Given task >> Transcribe all the entries word for word, omitting any pictures they contain.

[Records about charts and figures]
▬▬▬▬▬▬▬▬▬▬

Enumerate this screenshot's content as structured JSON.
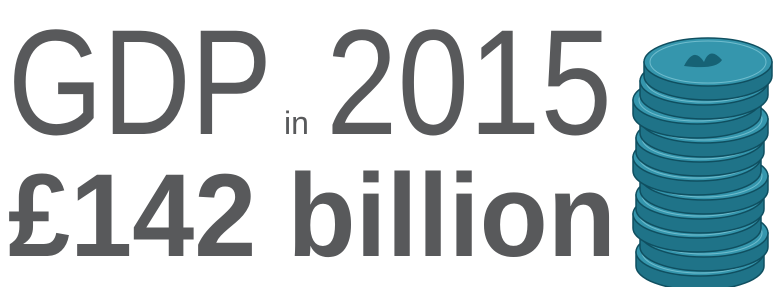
{
  "headline": {
    "label": "GDP",
    "connector": "in",
    "year": "2015"
  },
  "amount": "£142 billion"
}
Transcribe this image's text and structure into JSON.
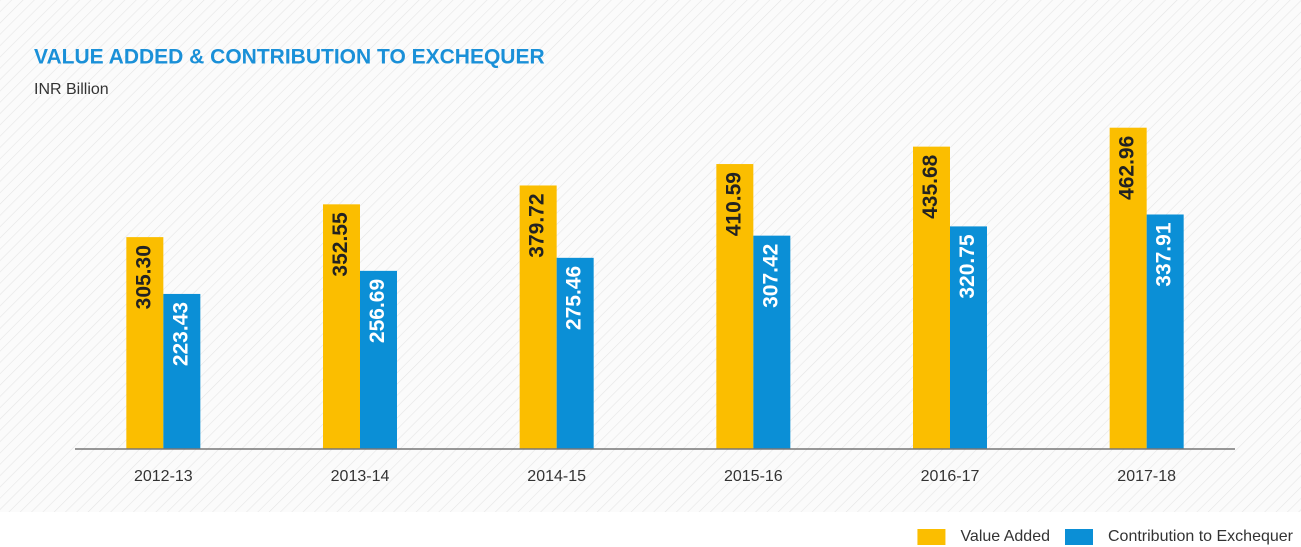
{
  "chart_data": {
    "type": "bar",
    "title": "VALUE ADDED & CONTRIBUTION TO EXCHEQUER",
    "subtitle": "INR Billion",
    "categories": [
      "2012-13",
      "2013-14",
      "2014-15",
      "2015-16",
      "2016-17",
      "2017-18"
    ],
    "series": [
      {
        "name": "Value Added",
        "color": "#fbbe00",
        "values": [
          305.3,
          352.55,
          379.72,
          410.59,
          435.68,
          462.96
        ],
        "value_labels": [
          "305.30",
          "352.55",
          "379.72",
          "410.59",
          "435.68",
          "462.96"
        ]
      },
      {
        "name": "Contribution to Exchequer",
        "color": "#0b8fd6",
        "values": [
          223.43,
          256.69,
          275.46,
          307.42,
          320.75,
          337.91
        ],
        "value_labels": [
          "223.43",
          "256.69",
          "275.46",
          "307.42",
          "320.75",
          "337.91"
        ]
      }
    ],
    "ylim": [
      0,
      500
    ],
    "legend": "bottom-right"
  }
}
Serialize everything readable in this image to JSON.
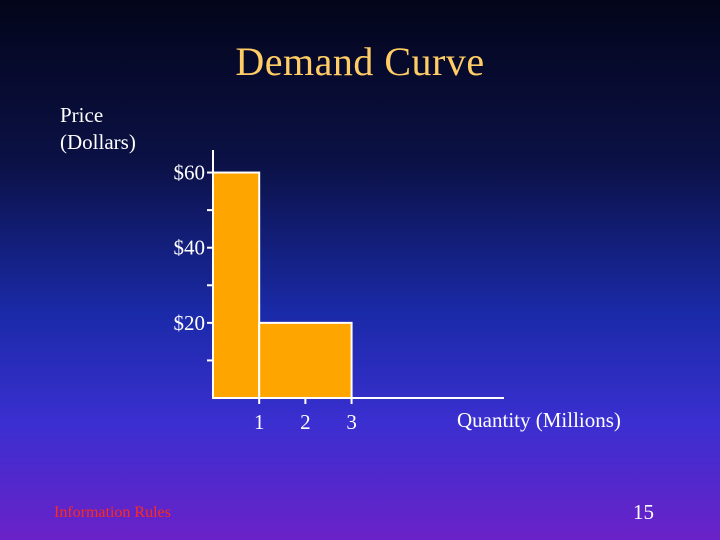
{
  "slide": {
    "title": "Demand Curve",
    "footer_left": "Information Rules",
    "page_number": "15",
    "background_top": "#03051a",
    "background_bottom": "#6a22c8"
  },
  "chart_data": {
    "type": "bar",
    "title": "Demand Curve",
    "ylabel_line1": "Price",
    "ylabel_line2": "(Dollars)",
    "xlabel": "Quantity (Millions)",
    "y_ticks": [
      {
        "value": 60,
        "label": "$60"
      },
      {
        "value": 50,
        "label": ""
      },
      {
        "value": 40,
        "label": "$40"
      },
      {
        "value": 30,
        "label": ""
      },
      {
        "value": 20,
        "label": "$20"
      },
      {
        "value": 10,
        "label": ""
      }
    ],
    "x_ticks": [
      {
        "value": 1,
        "label": "1"
      },
      {
        "value": 2,
        "label": "2"
      },
      {
        "value": 3,
        "label": "3"
      }
    ],
    "bars": [
      {
        "x0": 0,
        "x1": 1,
        "value": 60
      },
      {
        "x0": 1,
        "x1": 3,
        "value": 20
      }
    ],
    "ylim": [
      0,
      66
    ],
    "xlim": [
      0,
      6.3
    ],
    "bar_fill": "#ffa500",
    "bar_stroke": "#ffffff",
    "axis_color": "#ffffff",
    "grid": false
  }
}
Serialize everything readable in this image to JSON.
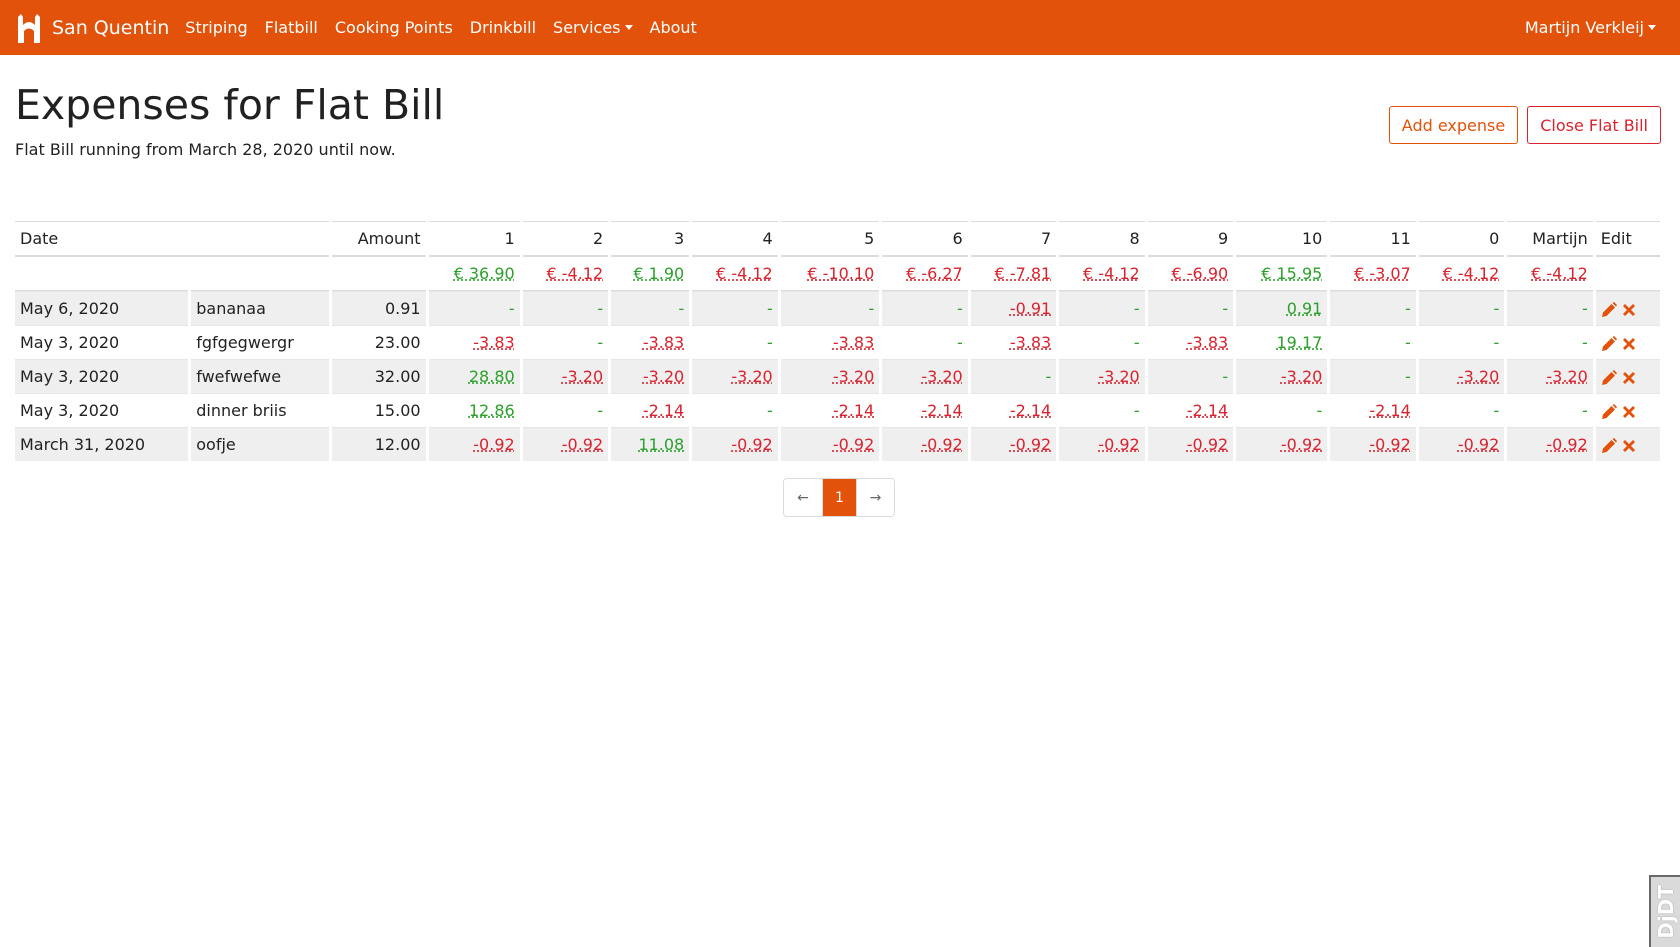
{
  "navbar": {
    "brand": "San Quentin",
    "links": [
      "Striping",
      "Flatbill",
      "Cooking Points",
      "Drinkbill"
    ],
    "services": "Services",
    "about": "About",
    "user": "Martijn Verkleij"
  },
  "header": {
    "title": "Expenses for Flat Bill",
    "subtitle": "Flat Bill running from March 28, 2020 until now.",
    "add_button": "Add expense",
    "close_button": "Close Flat Bill"
  },
  "table": {
    "headers": {
      "date": "Date",
      "amount": "Amount",
      "members": [
        "1",
        "2",
        "3",
        "4",
        "5",
        "6",
        "7",
        "8",
        "9",
        "10",
        "11",
        "0",
        "Martijn"
      ],
      "edit": "Edit"
    },
    "totals": [
      {
        "text": "€ 36.90",
        "sign": "pos"
      },
      {
        "text": "€ -4.12",
        "sign": "neg"
      },
      {
        "text": "€ 1.90",
        "sign": "pos"
      },
      {
        "text": "€ -4.12",
        "sign": "neg"
      },
      {
        "text": "€ -10.10",
        "sign": "neg"
      },
      {
        "text": "€ -6.27",
        "sign": "neg"
      },
      {
        "text": "€ -7.81",
        "sign": "neg"
      },
      {
        "text": "€ -4.12",
        "sign": "neg"
      },
      {
        "text": "€ -6.90",
        "sign": "neg"
      },
      {
        "text": "€ 15.95",
        "sign": "pos"
      },
      {
        "text": "€ -3.07",
        "sign": "neg"
      },
      {
        "text": "€ -4.12",
        "sign": "neg"
      },
      {
        "text": "€ -4.12",
        "sign": "neg"
      }
    ],
    "rows": [
      {
        "date": "May 6, 2020",
        "description": "bananaa",
        "amount": "0.91",
        "shares": [
          "-",
          "-",
          "-",
          "-",
          "-",
          "-",
          "-0.91",
          "-",
          "-",
          "0.91",
          "-",
          "-",
          "-"
        ]
      },
      {
        "date": "May 3, 2020",
        "description": "fgfgegwergr",
        "amount": "23.00",
        "shares": [
          "-3.83",
          "-",
          "-3.83",
          "-",
          "-3.83",
          "-",
          "-3.83",
          "-",
          "-3.83",
          "19.17",
          "-",
          "-",
          "-"
        ]
      },
      {
        "date": "May 3, 2020",
        "description": "fwefwefwe",
        "amount": "32.00",
        "shares": [
          "28.80",
          "-3.20",
          "-3.20",
          "-3.20",
          "-3.20",
          "-3.20",
          "-",
          "-3.20",
          "-",
          "-3.20",
          "-",
          "-3.20",
          "-3.20"
        ]
      },
      {
        "date": "May 3, 2020",
        "description": "dinner briis",
        "amount": "15.00",
        "shares": [
          "12.86",
          "-",
          "-2.14",
          "-",
          "-2.14",
          "-2.14",
          "-2.14",
          "-",
          "-2.14",
          "-",
          "-2.14",
          "-",
          "-"
        ]
      },
      {
        "date": "March 31, 2020",
        "description": "oofje",
        "amount": "12.00",
        "shares": [
          "-0.92",
          "-0.92",
          "11.08",
          "-0.92",
          "-0.92",
          "-0.92",
          "-0.92",
          "-0.92",
          "-0.92",
          "-0.92",
          "-0.92",
          "-0.92",
          "-0.92"
        ]
      }
    ]
  },
  "pagination": {
    "prev": "←",
    "current": "1",
    "next": "→"
  },
  "debug_toolbar": "DjDT",
  "colors": {
    "brand": "#e2520a",
    "positive": "#2ca02c",
    "negative": "#d9232f"
  }
}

▬▬▬▬▬▬▬▬▬▬

Solution to the exercise >>
Enumerate this screenshot's content as structured JSON.
{
  "headline": {
    "label": "GDP",
    "connector": "in",
    "year": "2015"
  },
  "amount": "£142 billion"
}
Transcribe this image's text and structure into JSON.
{
  "chart_data": {
    "type": "bar",
    "title": "VALUE ADDED & CONTRIBUTION TO EXCHEQUER",
    "subtitle": "INR Billion",
    "categories": [
      "2012-13",
      "2013-14",
      "2014-15",
      "2015-16",
      "2016-17",
      "2017-18"
    ],
    "series": [
      {
        "name": "Value Added",
        "color": "#fbbe00",
        "values": [
          305.3,
          352.55,
          379.72,
          410.59,
          435.68,
          462.96
        ],
        "value_labels": [
          "305.30",
          "352.55",
          "379.72",
          "410.59",
          "435.68",
          "462.96"
        ]
      },
      {
        "name": "Contribution to Exchequer",
        "color": "#0b8fd6",
        "values": [
          223.43,
          256.69,
          275.46,
          307.42,
          320.75,
          337.91
        ],
        "value_labels": [
          "223.43",
          "256.69",
          "275.46",
          "307.42",
          "320.75",
          "337.91"
        ]
      }
    ],
    "ylim": [
      0,
      500
    ],
    "legend": "bottom-right"
  }
}
Serialize everything readable in this image to JSON.
{
  "slide": {
    "title": "Demand Curve",
    "footer_left": "Information Rules",
    "page_number": "15",
    "background_top": "#03051a",
    "background_bottom": "#6a22c8"
  },
  "chart_data": {
    "type": "bar",
    "title": "Demand Curve",
    "ylabel_line1": "Price",
    "ylabel_line2": "(Dollars)",
    "xlabel": "Quantity (Millions)",
    "y_ticks": [
      {
        "value": 60,
        "label": "$60"
      },
      {
        "value": 50,
        "label": ""
      },
      {
        "value": 40,
        "label": "$40"
      },
      {
        "value": 30,
        "label": ""
      },
      {
        "value": 20,
        "label": "$20"
      },
      {
        "value": 10,
        "label": ""
      }
    ],
    "x_ticks": [
      {
        "value": 1,
        "label": "1"
      },
      {
        "value": 2,
        "label": "2"
      },
      {
        "value": 3,
        "label": "3"
      }
    ],
    "bars": [
      {
        "x0": 0,
        "x1": 1,
        "value": 60
      },
      {
        "x0": 1,
        "x1": 3,
        "value": 20
      }
    ],
    "ylim": [
      0,
      66
    ],
    "xlim": [
      0,
      6.3
    ],
    "bar_fill": "#ffa500",
    "bar_stroke": "#ffffff",
    "axis_color": "#ffffff",
    "grid": false
  }
}
Serialize everything readable in this image to JSON.
{
  "navbar": {
    "brand": "San Quentin",
    "links": [
      "Striping",
      "Flatbill",
      "Cooking Points",
      "Drinkbill"
    ],
    "services": "Services",
    "about": "About",
    "user": "Martijn Verkleij"
  },
  "header": {
    "title": "Expenses for Flat Bill",
    "subtitle": "Flat Bill running from March 28, 2020 until now.",
    "add_button": "Add expense",
    "close_button": "Close Flat Bill"
  },
  "table": {
    "headers": {
      "date": "Date",
      "amount": "Amount",
      "members": [
        "1",
        "2",
        "3",
        "4",
        "5",
        "6",
        "7",
        "8",
        "9",
        "10",
        "11",
        "0",
        "Martijn"
      ],
      "edit": "Edit"
    },
    "totals": [
      {
        "text": "€ 36.90",
        "sign": "pos"
      },
      {
        "text": "€ -4.12",
        "sign": "neg"
      },
      {
        "text": "€ 1.90",
        "sign": "pos"
      },
      {
        "text": "€ -4.12",
        "sign": "neg"
      },
      {
        "text": "€ -10.10",
        "sign": "neg"
      },
      {
        "text": "€ -6.27",
        "sign": "neg"
      },
      {
        "text": "€ -7.81",
        "sign": "neg"
      },
      {
        "text": "€ -4.12",
        "sign": "neg"
      },
      {
        "text": "€ -6.90",
        "sign": "neg"
      },
      {
        "text": "€ 15.95",
        "sign": "pos"
      },
      {
        "text": "€ -3.07",
        "sign": "neg"
      },
      {
        "text": "€ -4.12",
        "sign": "neg"
      },
      {
        "text": "€ -4.12",
        "sign": "neg"
      }
    ],
    "rows": [
      {
        "date": "May 6, 2020",
        "description": "bananaa",
        "amount": "0.91",
        "shares": [
          "-",
          "-",
          "-",
          "-",
          "-",
          "-",
          "-0.91",
          "-",
          "-",
          "0.91",
          "-",
          "-",
          "-"
        ]
      },
      {
        "date": "May 3, 2020",
        "description": "fgfgegwergr",
        "amount": "23.00",
        "shares": [
          "-3.83",
          "-",
          "-3.83",
          "-",
          "-3.83",
          "-",
          "-3.83",
          "-",
          "-3.83",
          "19.17",
          "-",
          "-",
          "-"
        ]
      },
      {
        "date": "May 3, 2020",
        "description": "fwefwefwe",
        "amount": "32.00",
        "shares": [
          "28.80",
          "-3.20",
          "-3.20",
          "-3.20",
          "-3.20",
          "-3.20",
          "-",
          "-3.20",
          "-",
          "-3.20",
          "-",
          "-3.20",
          "-3.20"
        ]
      },
      {
        "date": "May 3, 2020",
        "description": "dinner briis",
        "amount": "15.00",
        "shares": [
          "12.86",
          "-",
          "-2.14",
          "-",
          "-2.14",
          "-2.14",
          "-2.14",
          "-",
          "-2.14",
          "-",
          "-2.14",
          "-",
          "-"
        ]
      },
      {
        "date": "March 31, 2020",
        "description": "oofje",
        "amount": "12.00",
        "shares": [
          "-0.92",
          "-0.92",
          "11.08",
          "-0.92",
          "-0.92",
          "-0.92",
          "-0.92",
          "-0.92",
          "-0.92",
          "-0.92",
          "-0.92",
          "-0.92",
          "-0.92"
        ]
      }
    ]
  },
  "pagination": {
    "prev": "←",
    "current": "1",
    "next": "→"
  },
  "debug_toolbar": "DjDT",
  "colors": {
    "brand": "#e2520a",
    "positive": "#2ca02c",
    "negative": "#d9232f"
  }
}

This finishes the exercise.